### WHAT IS EXPECTED
Collect each line containing "每逾期一天".
╭─ RECORDS
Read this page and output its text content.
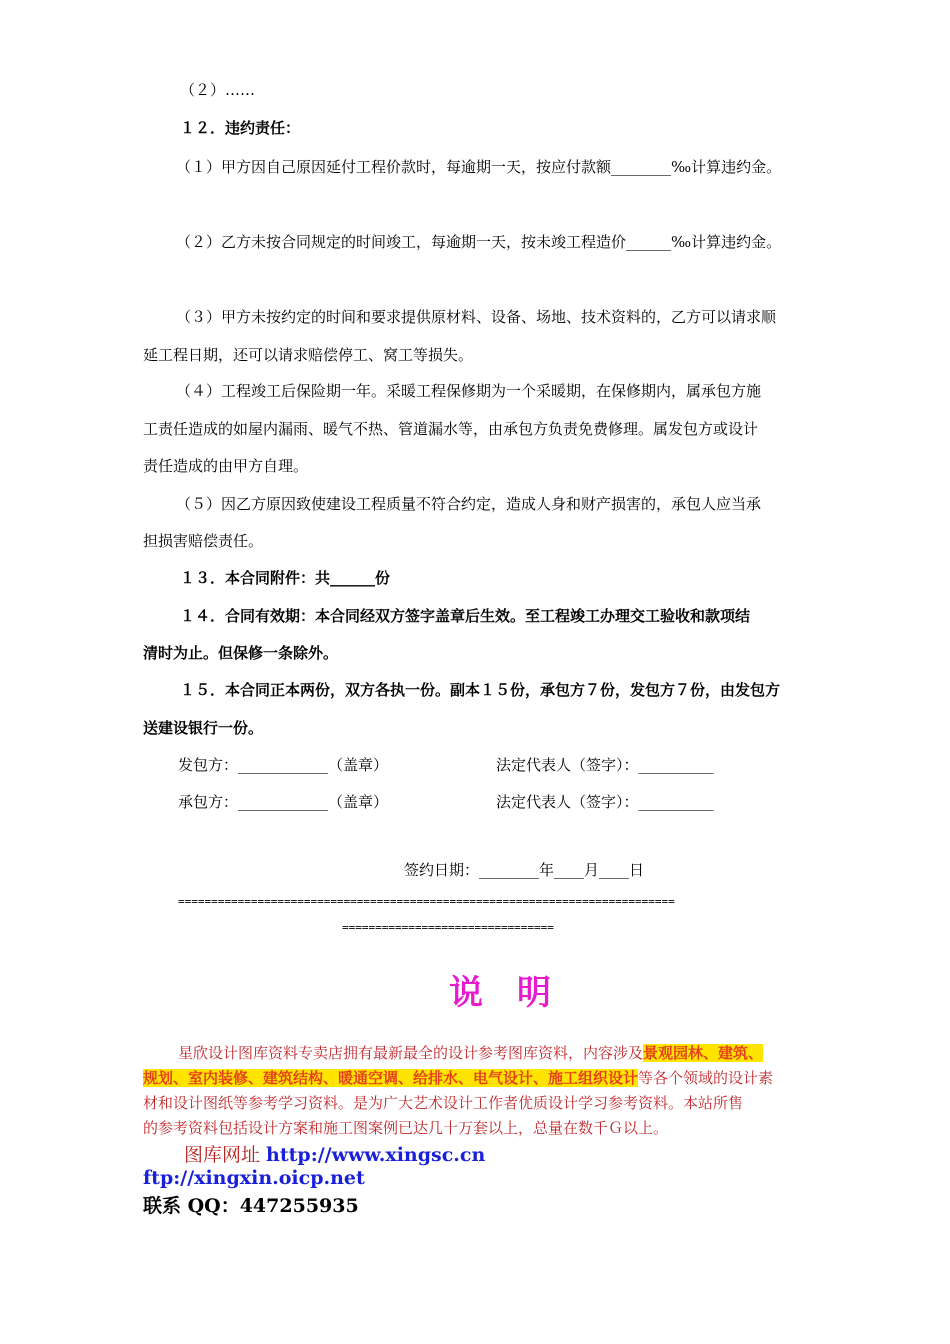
（２）……
１２．违约责任：
（１）甲方因自己原因延付工程价款时，每逾期一天，按应付款额________‰计算违约金。
（２）乙方未按合同规定的时间竣工，每逾期一天，按未竣工程造价______‰计算违约金。
（３）甲方未按约定的时间和要求提供原材料、设备、场地、技术资料的，乙方可以请求顺
延工程日期，还可以请求赔偿停工、窝工等损失。
（４）工程竣工后保险期一年。采暖工程保修期为一个采暖期，在保修期内，属承包方施
工责任造成的如屋内漏雨、暖气不热、管道漏水等，由承包方负责免费修理。属发包方或设计
责任造成的由甲方自理。
（５）因乙方原因致使建设工程质量不符合约定，造成人身和财产损害的，承包人应当承
担损害赔偿责任。
１３．本合同附件：共______份
１４．合同有效期：本合同经双方签字盖章后生效。至工程竣工办理交工验收和款项结
清时为止。但保修一条除外。
１５．本合同正本两份，双方各执一份。副本１５份，承包方７份，发包方７份，由发包方
送建设银行一份。
发包方：____________（盖章）	法定代表人（签字）：__________
承包方：____________（盖章）	法定代表人（签字）：__________
签约日期：________年____月____日
===========================================================================
================================
说　明
星欣设计图库资料专卖店拥有最新最全的设计参考图库资料，内容涉及景观园林、建筑、
规划、室内装修、建筑结构、暖通空调、给排水、电气设计、施工组织设计等各个领域的设计素
材和设计图纸等参考学习资料。是为广大艺术设计工作者优质设计学习参考资料。本站所售
的参考资料包括设计方案和施工图案例已达几十万套以上，总量在数千Ｇ以上。
图库网址 http://www.xingsc.cn
ftp://xingxin.oicp.net
联系 QQ：447255935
╰─
### RESPONSE TO THE TASK
（１）甲方因自己原因延付工程价款时，每逾期一天，按应付款额________‰计算违约金。
（２）乙方未按合同规定的时间竣工，每逾期一天，按未竣工程造价______‰计算违约金。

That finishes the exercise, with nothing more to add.